• _GIVEN PROBLEM_
Give back all the data exactly, line by line.
#### DATASET RECORDS ####
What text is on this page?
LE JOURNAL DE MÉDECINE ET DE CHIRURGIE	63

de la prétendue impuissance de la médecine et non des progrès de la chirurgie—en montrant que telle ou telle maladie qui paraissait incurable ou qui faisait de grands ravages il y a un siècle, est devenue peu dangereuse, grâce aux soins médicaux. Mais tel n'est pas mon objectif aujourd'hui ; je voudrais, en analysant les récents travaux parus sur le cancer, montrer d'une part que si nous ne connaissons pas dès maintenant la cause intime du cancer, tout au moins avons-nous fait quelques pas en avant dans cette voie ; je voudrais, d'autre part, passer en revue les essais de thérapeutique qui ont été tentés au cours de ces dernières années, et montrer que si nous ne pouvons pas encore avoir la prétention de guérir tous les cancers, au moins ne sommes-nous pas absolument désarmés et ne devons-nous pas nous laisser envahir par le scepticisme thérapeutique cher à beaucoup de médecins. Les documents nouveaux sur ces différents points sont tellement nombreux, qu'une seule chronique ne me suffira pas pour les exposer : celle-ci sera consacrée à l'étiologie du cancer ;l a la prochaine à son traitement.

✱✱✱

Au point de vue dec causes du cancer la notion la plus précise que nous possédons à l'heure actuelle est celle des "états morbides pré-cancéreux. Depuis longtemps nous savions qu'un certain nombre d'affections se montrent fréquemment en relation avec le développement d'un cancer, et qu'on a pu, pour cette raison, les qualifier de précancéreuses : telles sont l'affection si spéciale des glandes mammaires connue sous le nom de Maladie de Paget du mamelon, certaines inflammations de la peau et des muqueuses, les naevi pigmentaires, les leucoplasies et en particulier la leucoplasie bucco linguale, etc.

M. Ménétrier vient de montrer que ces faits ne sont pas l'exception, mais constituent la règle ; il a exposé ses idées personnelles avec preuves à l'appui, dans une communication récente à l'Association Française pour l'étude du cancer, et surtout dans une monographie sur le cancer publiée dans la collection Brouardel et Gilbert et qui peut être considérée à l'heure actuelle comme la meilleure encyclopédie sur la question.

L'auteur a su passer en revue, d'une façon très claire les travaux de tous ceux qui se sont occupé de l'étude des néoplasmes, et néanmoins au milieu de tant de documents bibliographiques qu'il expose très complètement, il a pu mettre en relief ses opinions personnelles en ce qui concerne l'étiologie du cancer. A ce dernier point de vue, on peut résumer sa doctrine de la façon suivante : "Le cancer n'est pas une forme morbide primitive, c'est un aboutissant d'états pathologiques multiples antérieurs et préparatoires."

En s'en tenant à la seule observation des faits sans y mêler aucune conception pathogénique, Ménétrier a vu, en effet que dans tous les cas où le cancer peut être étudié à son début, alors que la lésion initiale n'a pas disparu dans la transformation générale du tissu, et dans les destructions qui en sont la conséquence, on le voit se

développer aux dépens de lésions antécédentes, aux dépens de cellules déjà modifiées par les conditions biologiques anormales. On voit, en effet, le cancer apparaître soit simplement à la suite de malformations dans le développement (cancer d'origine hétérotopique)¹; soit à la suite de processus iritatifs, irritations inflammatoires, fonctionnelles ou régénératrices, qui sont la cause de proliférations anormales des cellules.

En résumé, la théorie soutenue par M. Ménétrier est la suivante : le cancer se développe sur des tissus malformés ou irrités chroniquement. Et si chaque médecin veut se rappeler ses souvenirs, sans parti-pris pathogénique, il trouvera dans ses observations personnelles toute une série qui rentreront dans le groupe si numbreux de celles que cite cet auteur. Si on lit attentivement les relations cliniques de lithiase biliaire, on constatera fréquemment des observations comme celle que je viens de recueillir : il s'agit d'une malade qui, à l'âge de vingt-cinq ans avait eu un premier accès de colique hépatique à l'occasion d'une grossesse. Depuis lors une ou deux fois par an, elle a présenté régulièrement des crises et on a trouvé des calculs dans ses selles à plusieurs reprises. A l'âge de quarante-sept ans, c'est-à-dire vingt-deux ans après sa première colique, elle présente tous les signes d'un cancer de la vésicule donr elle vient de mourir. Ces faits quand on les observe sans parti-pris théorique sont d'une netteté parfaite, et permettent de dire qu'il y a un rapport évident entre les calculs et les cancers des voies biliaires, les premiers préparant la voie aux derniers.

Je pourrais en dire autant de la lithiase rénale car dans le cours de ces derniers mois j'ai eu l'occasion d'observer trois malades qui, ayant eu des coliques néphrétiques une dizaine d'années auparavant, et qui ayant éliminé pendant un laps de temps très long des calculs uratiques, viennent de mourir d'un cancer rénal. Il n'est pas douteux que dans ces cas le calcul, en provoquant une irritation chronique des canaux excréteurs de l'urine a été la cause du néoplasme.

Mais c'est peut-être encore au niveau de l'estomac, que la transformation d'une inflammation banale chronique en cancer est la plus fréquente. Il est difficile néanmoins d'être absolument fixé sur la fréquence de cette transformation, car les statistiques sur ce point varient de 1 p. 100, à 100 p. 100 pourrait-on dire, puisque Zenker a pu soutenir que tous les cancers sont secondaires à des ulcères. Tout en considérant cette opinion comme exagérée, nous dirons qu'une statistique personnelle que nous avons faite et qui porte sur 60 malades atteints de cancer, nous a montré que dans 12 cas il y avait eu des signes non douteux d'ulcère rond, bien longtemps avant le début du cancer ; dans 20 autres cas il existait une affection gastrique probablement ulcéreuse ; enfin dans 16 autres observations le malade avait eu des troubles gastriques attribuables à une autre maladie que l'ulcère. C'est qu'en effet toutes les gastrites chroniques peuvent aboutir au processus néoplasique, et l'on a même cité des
####
• _TASK RESULT_
What text is on this page?
LE JOURNAL DE MÉDECINE ET DE CHIRURGIE	63

de la prétendue impuissance de la médecine et non des progrès de la chirurgie—en montrant que telle ou telle maladie qui paraissait incurable ou qui faisait de grands ravages il y a un siècle, est devenue peu dangereuse, grâce aux soins médicaux. Mais tel n'est pas mon objectif aujourd'hui ; je voudrais, en analysant les récents travaux parus sur le cancer, montrer d'une part que si nous ne connaissons pas dès maintenant la cause intime du cancer, tout au moins avons-nous fait quelques pas en avant dans cette voie ; je voudrais, d'autre part, passer en revue les essais de thérapeutique qui ont été tentés au cours de ces dernières années, et montrer que si nous ne pouvons pas encore avoir la prétention de guérir tous les cancers, au moins ne sommes-nous pas absolument désarmés et ne devons-nous pas nous laisser envahir par le scepticisme thérapeutique cher à beaucoup de médecins. Les documents nouveaux sur ces différents points sont tellement nombreux, qu'une seule chronique ne me suffira pas pour les exposer : celle-ci sera consacrée à l'étiologie du cancer ;l a la prochaine à son traitement.

✱✱✱

Au point de vue dec causes du cancer la notion la plus précise que nous possédons à l'heure actuelle est celle des "états morbides pré-cancéreux. Depuis longtemps nous savions qu'un certain nombre d'affections se montrent fréquemment en relation avec le développement d'un cancer, et qu'on a pu, pour cette raison, les qualifier de précancéreuses : telles sont l'affection si spéciale des glandes mammaires connue sous le nom de Maladie de Paget du mamelon, certaines inflammations de la peau et des muqueuses, les naevi pigmentaires, les leucoplasies et en particulier la leucoplasie bucco linguale, etc.

M. Ménétrier vient de montrer que ces faits ne sont pas l'exception, mais constituent la règle ; il a exposé ses idées personnelles avec preuves à l'appui, dans une communication récente à l'Association Française pour l'étude du cancer, et surtout dans une monographie sur le cancer publiée dans la collection Brouardel et Gilbert et qui peut être considérée à l'heure actuelle comme la meilleure encyclopédie sur la question.

L'auteur a su passer en revue, d'une façon très claire les travaux de tous ceux qui se sont occupé de l'étude des néoplasmes, et néanmoins au milieu de tant de documents bibliographiques qu'il expose très complètement, il a pu mettre en relief ses opinions personnelles en ce qui concerne l'étiologie du cancer. A ce dernier point de vue, on peut résumer sa doctrine de la façon suivante : "Le cancer n'est pas une forme morbide primitive, c'est un aboutissant d'états pathologiques multiples antérieurs et préparatoires."

En s'en tenant à la seule observation des faits sans y mêler aucune conception pathogénique, Ménétrier a vu, en effet que dans tous les cas où le cancer peut être étudié à son début, alors que la lésion initiale n'a pas disparu dans la transformation générale du tissu, et dans les destructions qui en sont la conséquence, on le voit se

développer aux dépens de lésions antécédentes, aux dépens de cellules déjà modifiées par les conditions biologiques anormales. On voit, en effet, le cancer apparaître soit simplement à la suite de malformations dans le développement (cancer d'origine hétérotopique)¹; soit à la suite de processus iritatifs, irritations inflammatoires, fonctionnelles ou régénératrices, qui sont la cause de proliférations anormales des cellules.

En résumé, la théorie soutenue par M. Ménétrier est la suivante : le cancer se développe sur des tissus malformés ou irrités chroniquement. Et si chaque médecin veut se rappeler ses souvenirs, sans parti-pris pathogénique, il trouvera dans ses observations personnelles toute une série qui rentreront dans le groupe si numbreux de celles que cite cet auteur. Si on lit attentivement les relations cliniques de lithiase biliaire, on constatera fréquemment des observations comme celle que je viens de recueillir : il s'agit d'une malade qui, à l'âge de vingt-cinq ans avait eu un premier accès de colique hépatique à l'occasion d'une grossesse. Depuis lors une ou deux fois par an, elle a présenté régulièrement des crises et on a trouvé des calculs dans ses selles à plusieurs reprises. A l'âge de quarante-sept ans, c'est-à-dire vingt-deux ans après sa première colique, elle présente tous les signes d'un cancer de la vésicule donr elle vient de mourir. Ces faits quand on les observe sans parti-pris théorique sont d'une netteté parfaite, et permettent de dire qu'il y a un rapport évident entre les calculs et les cancers des voies biliaires, les premiers préparant la voie aux derniers.

Je pourrais en dire autant de la lithiase rénale car dans le cours de ces derniers mois j'ai eu l'occasion d'observer trois malades qui, ayant eu des coliques néphrétiques une dizaine d'années auparavant, et qui ayant éliminé pendant un laps de temps très long des calculs uratiques, viennent de mourir d'un cancer rénal. Il n'est pas douteux que dans ces cas le calcul, en provoquant une irritation chronique des canaux excréteurs de l'urine a été la cause du néoplasme.

Mais c'est peut-être encore au niveau de l'estomac, que la transformation d'une inflammation banale chronique en cancer est la plus fréquente. Il est difficile néanmoins d'être absolument fixé sur la fréquence de cette transformation, car les statistiques sur ce point varient de 1 p. 100, à 100 p. 100 pourrait-on dire, puisque Zenker a pu soutenir que tous les cancers sont secondaires à des ulcères. Tout en considérant cette opinion comme exagérée, nous dirons qu'une statistique personnelle que nous avons faite et qui porte sur 60 malades atteints de cancer, nous a montré que dans 12 cas il y avait eu des signes non douteux d'ulcère rond, bien longtemps avant le début du cancer ; dans 20 autres cas il existait une affection gastrique probablement ulcéreuse ; enfin dans 16 autres observations le malade avait eu des troubles gastriques attribuables à une autre maladie que l'ulcère. C'est qu'en effet toutes les gastrites chroniques peuvent aboutir au processus néoplasique, et l'on a même cité des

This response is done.